— begin Input rows —
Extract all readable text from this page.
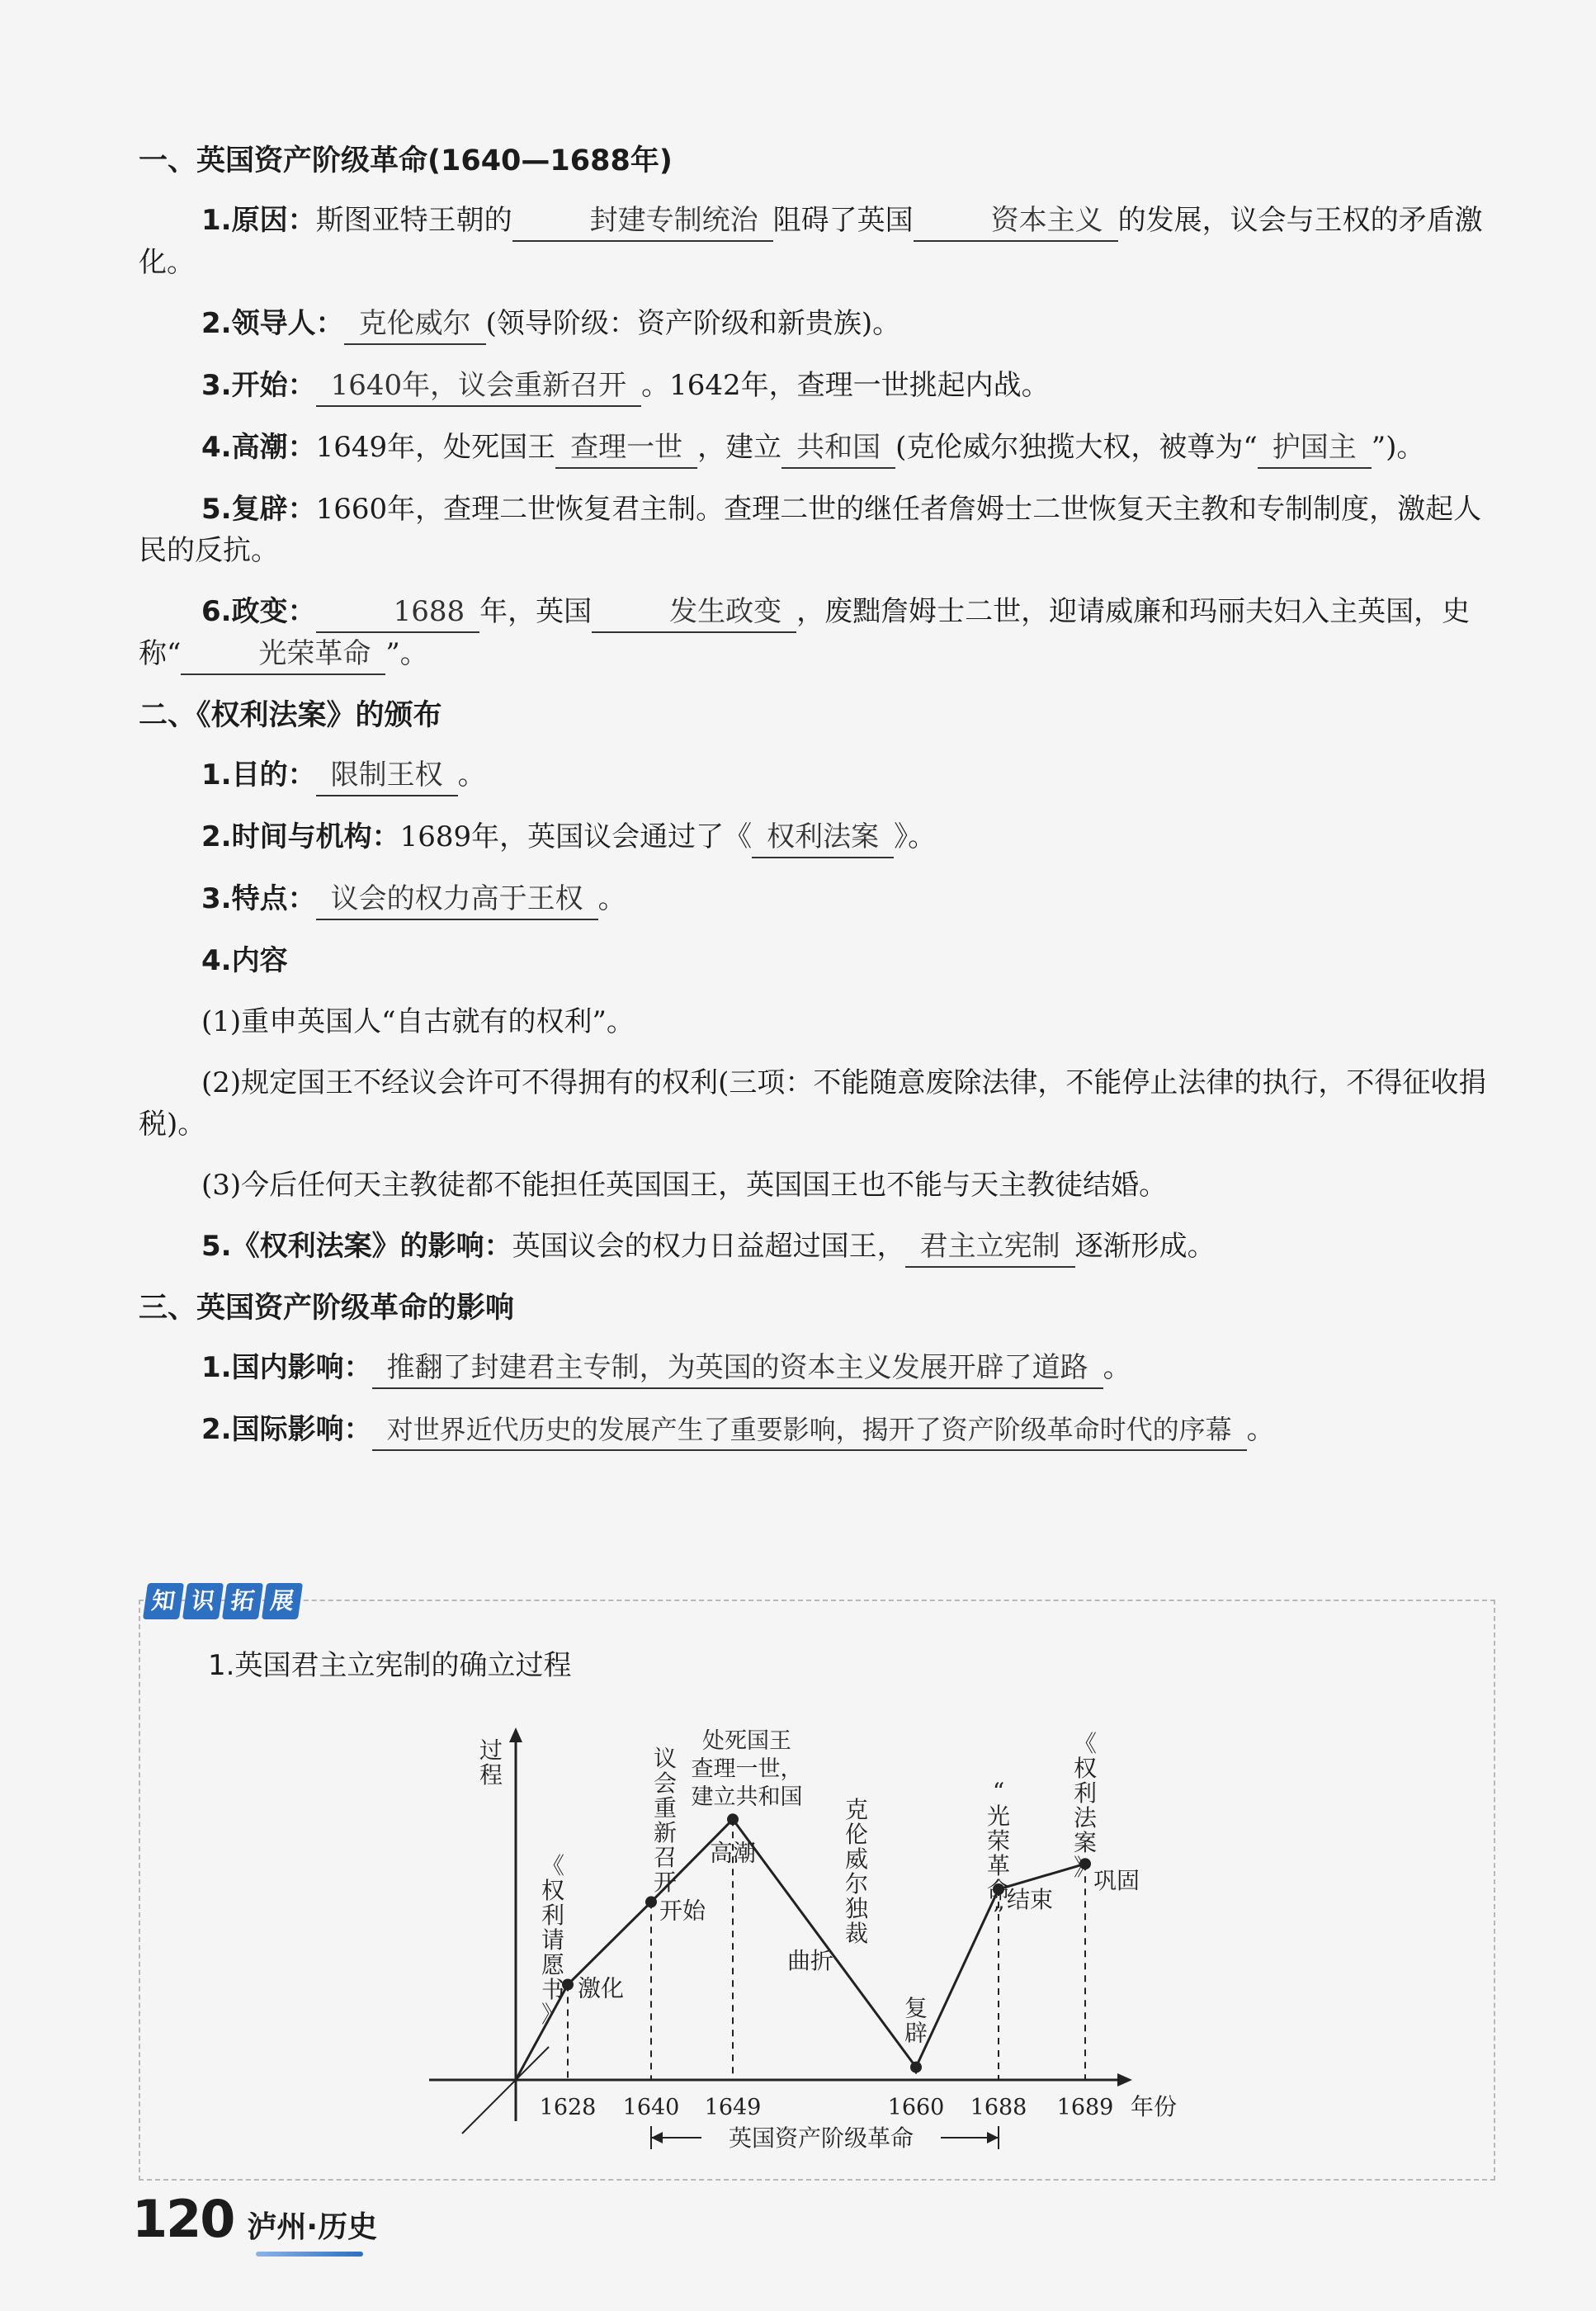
一、英国资产阶级革命(1640—1688年)
1.原因：斯图亚特王朝的	封建专制统治 阻碍了英国	资本主义 的发展，议会与王权的矛盾激化。
2.领导人： 克伦威尔 (领导阶级：资产阶级和新贵族)。
3.开始： 1640年，议会重新召开 。1642年，查理一世挑起内战。
4.高潮：1649年，处死国王 查理一世 ，建立 共和国 (克伦威尔独揽大权，被尊为“ 护国主 ”)。
5.复辟：1660年，查理二世恢复君主制。查理二世的继任者詹姆士二世恢复天主教和专制制度，激起人民的反抗。
6.政变：	1688 年，英国	发生政变 ，废黜詹姆士二世，迎请威廉和玛丽夫妇入主英国，史称“	光荣革命 ”。
二、《权利法案》的颁布
1.目的： 限制王权 。
2.时间与机构：1689年，英国议会通过了《 权利法案 》。
3.特点： 议会的权力高于王权 。
4.内容
(1)重申英国人“自古就有的权利”。
(2)规定国王不经议会许可不得拥有的权利(三项：不能随意废除法律，不能停止法律的执行，不得征收捐税)。
(3)今后任何天主教徒都不能担任英国国王，英国国王也不能与天主教徒结婚。
5.《权利法案》的影响：英国议会的权力日益超过国王， 君主立宪制 逐渐形成。
三、英国资产阶级革命的影响
1.国内影响： 推翻了封建君主专制，为英国的资本主义发展开辟了道路 。
2.国际影响： 对世界近代历史的发展产生了重要影响，揭开了资产阶级革命时代的序幕 。
知 识 拓 展
1.英国君主立宪制的确立过程
过
程
年份
1628 1640 1649	1660 1688 1689
激化
开始
高潮
复
辟
结束
巩固
《
权
利
请
愿
书
》
议
会
重
新
召
开
处死国王
查理一世，
建立共和国	“
光
荣
革
命
”
《
权
利
法
案
》
曲折
克
伦
威
尔
独
裁
英国资产阶级革命
120 泸州·历史
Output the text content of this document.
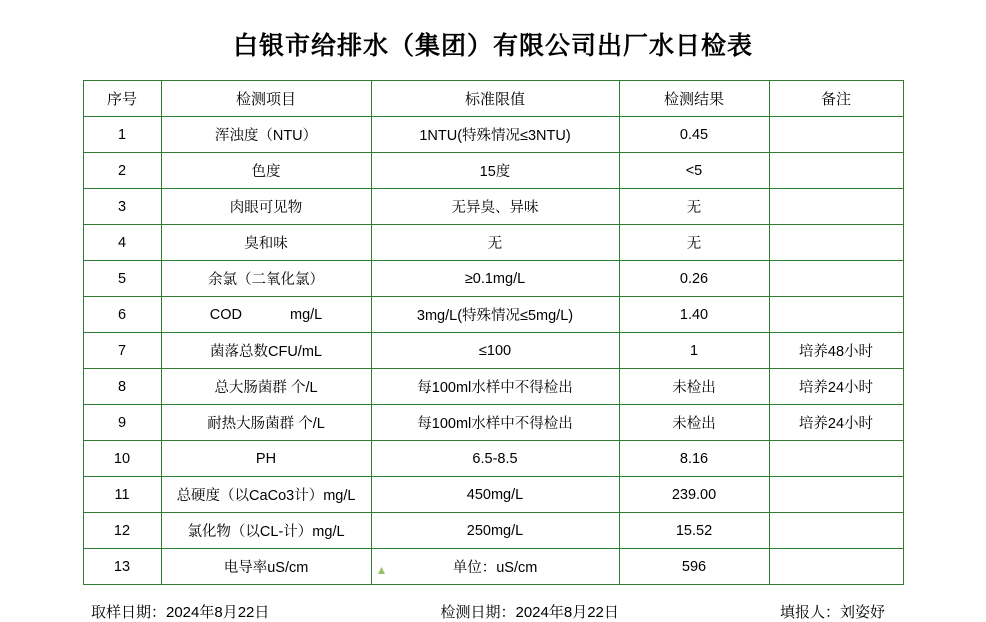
白银市给排水（集团）有限公司出厂水日检表
序号	检测项目	标准限值	检测结果	备注
1	浑浊度（NTU）	1NTU(特殊情况≤3NTU)	0.45	
2	色度	15度	<5	
3	肉眼可见物	无异臭、异味	无	
4	臭和味	无	无	
5	余氯（二氧化氯）	≥0.1mg/L	0.26	
6	COD mg/L	3mg/L(特殊情况≤5mg/L)	1.40	
7	菌落总数CFU/mL	≤100	1	培养48小时
8	总大肠菌群 个/L	每100ml水样中不得检出	未检出	培养24小时
9	耐热大肠菌群 个/L	每100ml水样中不得检出	未检出	培养24小时
10	PH	6.5-8.5	8.16	
11	总硬度（以CaCo3计）mg/L	450mg/L	239.00	
12	氯化物（以CL-计）mg/L	250mg/L	15.52	
13	电导率uS/cm	单位：uS/cm	596	
取样日期：2024年8月22日	检测日期：2024年8月22日	填报人：刘姿妤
— end Input rows —
- _Given instruction_
Find the string "特殊情况" in the listing and return every line that holds it.

- _Output of the task_
1	浑浊度（NTU）	1NTU(特殊情况≤3NTU)	0.45	
6	COD mg/L	3mg/L(特殊情况≤5mg/L)	1.40	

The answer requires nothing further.